Start

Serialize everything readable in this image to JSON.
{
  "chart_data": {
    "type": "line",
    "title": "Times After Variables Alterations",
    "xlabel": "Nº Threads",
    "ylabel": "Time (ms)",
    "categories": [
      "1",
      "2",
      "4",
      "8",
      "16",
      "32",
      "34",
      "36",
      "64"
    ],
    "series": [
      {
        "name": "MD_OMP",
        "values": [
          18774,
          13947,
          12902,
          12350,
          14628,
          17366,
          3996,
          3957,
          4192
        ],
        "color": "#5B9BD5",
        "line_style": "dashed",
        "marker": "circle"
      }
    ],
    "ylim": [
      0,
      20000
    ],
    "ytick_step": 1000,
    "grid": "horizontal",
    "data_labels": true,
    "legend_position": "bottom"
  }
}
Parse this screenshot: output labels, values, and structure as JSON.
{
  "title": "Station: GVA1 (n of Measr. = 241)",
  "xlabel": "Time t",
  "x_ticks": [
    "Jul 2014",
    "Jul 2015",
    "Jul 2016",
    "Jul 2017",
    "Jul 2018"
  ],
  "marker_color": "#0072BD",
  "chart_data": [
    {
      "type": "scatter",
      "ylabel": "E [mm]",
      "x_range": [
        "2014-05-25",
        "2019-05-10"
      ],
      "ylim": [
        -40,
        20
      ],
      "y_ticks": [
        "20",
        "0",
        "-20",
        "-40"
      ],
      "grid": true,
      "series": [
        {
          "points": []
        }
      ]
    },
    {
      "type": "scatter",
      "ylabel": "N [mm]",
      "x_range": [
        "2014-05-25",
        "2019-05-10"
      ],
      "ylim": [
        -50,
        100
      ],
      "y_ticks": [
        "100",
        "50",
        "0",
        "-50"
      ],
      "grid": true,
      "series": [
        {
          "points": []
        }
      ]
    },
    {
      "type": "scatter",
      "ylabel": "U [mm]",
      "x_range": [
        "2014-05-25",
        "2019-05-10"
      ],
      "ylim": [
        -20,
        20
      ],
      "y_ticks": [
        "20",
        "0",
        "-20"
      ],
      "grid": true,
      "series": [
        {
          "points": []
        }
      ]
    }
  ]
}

End

== TASK GOAL ==
Send back exactly the lines from the line with "Parse this screenshot: output" through the end of the records.

== OUTPUT ==
Parse this screenshot: output labels, values, and structure as JSON.
{
  "title": "Station: GVA1 (n of Measr. = 241)",
  "xlabel": "Time t",
  "x_ticks": [
    "Jul 2014",
    "Jul 2015",
    "Jul 2016",
    "Jul 2017",
    "Jul 2018"
  ],
  "marker_color": "#0072BD",
  "chart_data": [
    {
      "type": "scatter",
      "ylabel": "E [mm]",
      "x_range": [
        "2014-05-25",
        "2019-05-10"
      ],
      "ylim": [
        -40,
        20
      ],
      "y_ticks": [
        "20",
        "0",
        "-20",
        "-40"
      ],
      "grid": true,
      "series": [
        {
          "points": []
        }
      ]
    },
    {
      "type": "scatter",
      "ylabel": "N [mm]",
      "x_range": [
        "2014-05-25",
        "2019-05-10"
      ],
      "ylim": [
        -50,
        100
      ],
      "y_ticks": [
        "100",
        "50",
        "0",
        "-50"
      ],
      "grid": true,
      "series": [
        {
          "points": []
        }
      ]
    },
    {
      "type": "scatter",
      "ylabel": "U [mm]",
      "x_range": [
        "2014-05-25",
        "2019-05-10"
      ],
      "ylim": [
        -20,
        20
      ],
      "y_ticks": [
        "20",
        "0",
        "-20"
      ],
      "grid": true,
      "series": [
        {
          "points": []
        }
      ]
    }
  ]
}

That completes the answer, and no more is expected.